◆ Exercise instructions ◆
Look for the string "Service" and copy every line that has it.
══════════
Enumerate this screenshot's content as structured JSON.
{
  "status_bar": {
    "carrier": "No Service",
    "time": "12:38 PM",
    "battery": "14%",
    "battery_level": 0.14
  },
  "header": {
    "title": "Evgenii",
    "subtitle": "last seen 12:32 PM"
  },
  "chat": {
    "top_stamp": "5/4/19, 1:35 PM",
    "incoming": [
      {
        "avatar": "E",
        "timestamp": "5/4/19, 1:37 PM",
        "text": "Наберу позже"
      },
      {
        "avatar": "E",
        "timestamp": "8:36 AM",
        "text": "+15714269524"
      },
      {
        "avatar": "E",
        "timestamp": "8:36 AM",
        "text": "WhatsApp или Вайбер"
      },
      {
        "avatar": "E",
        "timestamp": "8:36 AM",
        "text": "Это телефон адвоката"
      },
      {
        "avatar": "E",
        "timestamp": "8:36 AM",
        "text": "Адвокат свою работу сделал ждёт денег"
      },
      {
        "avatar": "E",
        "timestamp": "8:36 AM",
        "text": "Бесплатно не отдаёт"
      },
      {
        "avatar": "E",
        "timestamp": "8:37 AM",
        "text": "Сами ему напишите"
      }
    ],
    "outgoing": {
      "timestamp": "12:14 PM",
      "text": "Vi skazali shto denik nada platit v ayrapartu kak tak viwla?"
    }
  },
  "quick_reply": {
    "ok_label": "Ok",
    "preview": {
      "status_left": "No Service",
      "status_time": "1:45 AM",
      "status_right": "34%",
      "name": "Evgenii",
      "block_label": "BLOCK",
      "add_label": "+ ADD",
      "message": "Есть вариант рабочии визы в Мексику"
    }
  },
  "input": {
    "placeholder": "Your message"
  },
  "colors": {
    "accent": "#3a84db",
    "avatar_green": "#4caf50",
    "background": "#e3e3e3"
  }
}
══════════
◆ Task output ◆
    "carrier": "No Service",
      "status_left": "No Service",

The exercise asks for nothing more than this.